Copy out each line that has "JSON" in it.

▶ [Records about charts and figures]
————

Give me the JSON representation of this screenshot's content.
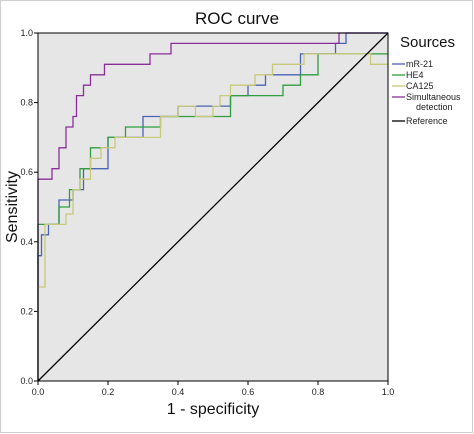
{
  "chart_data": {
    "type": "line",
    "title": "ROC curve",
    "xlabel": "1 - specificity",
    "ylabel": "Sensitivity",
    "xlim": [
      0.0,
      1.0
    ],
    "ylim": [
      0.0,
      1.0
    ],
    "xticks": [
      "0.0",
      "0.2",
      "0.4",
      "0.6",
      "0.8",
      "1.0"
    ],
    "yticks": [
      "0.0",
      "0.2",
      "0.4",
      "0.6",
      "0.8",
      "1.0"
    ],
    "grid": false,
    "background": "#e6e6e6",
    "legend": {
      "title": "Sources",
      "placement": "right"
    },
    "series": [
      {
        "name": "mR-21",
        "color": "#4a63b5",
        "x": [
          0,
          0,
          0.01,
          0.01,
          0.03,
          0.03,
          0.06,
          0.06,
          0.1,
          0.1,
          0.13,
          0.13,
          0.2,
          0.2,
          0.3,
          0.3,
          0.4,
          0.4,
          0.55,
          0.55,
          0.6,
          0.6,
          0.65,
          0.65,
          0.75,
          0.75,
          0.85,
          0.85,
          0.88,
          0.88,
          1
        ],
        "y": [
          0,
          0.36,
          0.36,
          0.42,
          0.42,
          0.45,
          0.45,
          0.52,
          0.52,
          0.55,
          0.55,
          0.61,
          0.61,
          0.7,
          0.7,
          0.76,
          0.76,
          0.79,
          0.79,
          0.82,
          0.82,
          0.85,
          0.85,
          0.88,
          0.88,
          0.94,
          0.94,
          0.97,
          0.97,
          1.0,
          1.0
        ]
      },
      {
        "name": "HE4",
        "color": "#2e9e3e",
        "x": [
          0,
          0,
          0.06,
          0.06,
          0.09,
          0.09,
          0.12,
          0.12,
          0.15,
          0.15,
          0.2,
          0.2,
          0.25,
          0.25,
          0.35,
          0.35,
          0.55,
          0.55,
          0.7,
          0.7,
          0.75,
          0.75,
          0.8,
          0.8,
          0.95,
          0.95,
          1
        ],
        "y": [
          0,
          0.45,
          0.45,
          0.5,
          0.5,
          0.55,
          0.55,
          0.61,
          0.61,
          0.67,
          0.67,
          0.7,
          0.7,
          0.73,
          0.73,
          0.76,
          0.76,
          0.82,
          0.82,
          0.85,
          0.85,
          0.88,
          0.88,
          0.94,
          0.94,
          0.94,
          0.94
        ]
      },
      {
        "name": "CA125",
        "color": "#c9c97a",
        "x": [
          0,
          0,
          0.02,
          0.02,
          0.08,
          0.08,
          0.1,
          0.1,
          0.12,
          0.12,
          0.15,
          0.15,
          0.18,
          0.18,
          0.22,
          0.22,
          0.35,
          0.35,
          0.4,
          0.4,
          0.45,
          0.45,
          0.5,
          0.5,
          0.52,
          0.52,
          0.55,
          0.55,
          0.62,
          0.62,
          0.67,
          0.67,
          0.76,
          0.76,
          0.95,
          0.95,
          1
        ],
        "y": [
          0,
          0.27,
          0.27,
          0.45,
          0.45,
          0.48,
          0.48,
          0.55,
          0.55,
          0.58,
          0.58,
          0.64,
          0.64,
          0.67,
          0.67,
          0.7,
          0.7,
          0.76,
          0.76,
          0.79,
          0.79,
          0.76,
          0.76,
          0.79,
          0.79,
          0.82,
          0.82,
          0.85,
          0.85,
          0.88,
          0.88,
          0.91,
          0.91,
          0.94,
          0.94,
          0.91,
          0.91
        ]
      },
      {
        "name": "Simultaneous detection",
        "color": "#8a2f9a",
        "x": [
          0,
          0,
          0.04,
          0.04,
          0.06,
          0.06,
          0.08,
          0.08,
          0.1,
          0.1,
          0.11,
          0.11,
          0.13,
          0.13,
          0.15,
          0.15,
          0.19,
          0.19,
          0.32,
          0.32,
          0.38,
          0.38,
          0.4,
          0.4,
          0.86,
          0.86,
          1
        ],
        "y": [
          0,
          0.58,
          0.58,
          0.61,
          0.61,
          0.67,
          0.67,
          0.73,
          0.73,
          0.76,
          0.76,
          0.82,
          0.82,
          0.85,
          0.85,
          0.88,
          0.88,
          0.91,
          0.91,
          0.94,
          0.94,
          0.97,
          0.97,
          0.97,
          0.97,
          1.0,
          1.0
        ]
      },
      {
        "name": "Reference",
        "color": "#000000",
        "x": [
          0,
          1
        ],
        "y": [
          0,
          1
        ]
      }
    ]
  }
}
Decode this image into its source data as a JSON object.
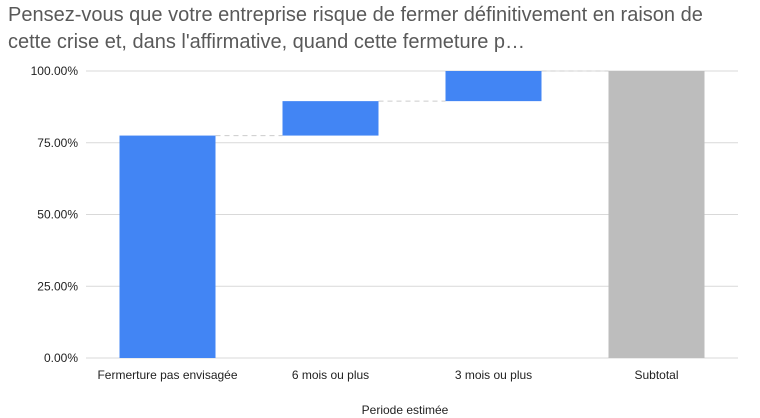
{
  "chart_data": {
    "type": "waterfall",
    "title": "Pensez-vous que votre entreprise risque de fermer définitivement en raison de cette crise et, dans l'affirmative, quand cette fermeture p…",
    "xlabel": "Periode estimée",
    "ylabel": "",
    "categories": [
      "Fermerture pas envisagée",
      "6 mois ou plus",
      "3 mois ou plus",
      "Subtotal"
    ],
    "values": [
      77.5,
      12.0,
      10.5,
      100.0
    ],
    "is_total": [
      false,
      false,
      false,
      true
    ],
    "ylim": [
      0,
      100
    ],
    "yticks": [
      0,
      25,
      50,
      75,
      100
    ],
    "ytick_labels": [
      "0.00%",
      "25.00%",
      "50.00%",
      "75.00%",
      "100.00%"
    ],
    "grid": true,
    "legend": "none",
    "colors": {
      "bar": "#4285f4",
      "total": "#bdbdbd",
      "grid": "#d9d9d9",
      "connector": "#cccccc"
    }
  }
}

————

▶ [ANSWER TO THE TASK]
Give me the JSON representation of this screenshot's content.
Decode this image into its source data as a JSON object.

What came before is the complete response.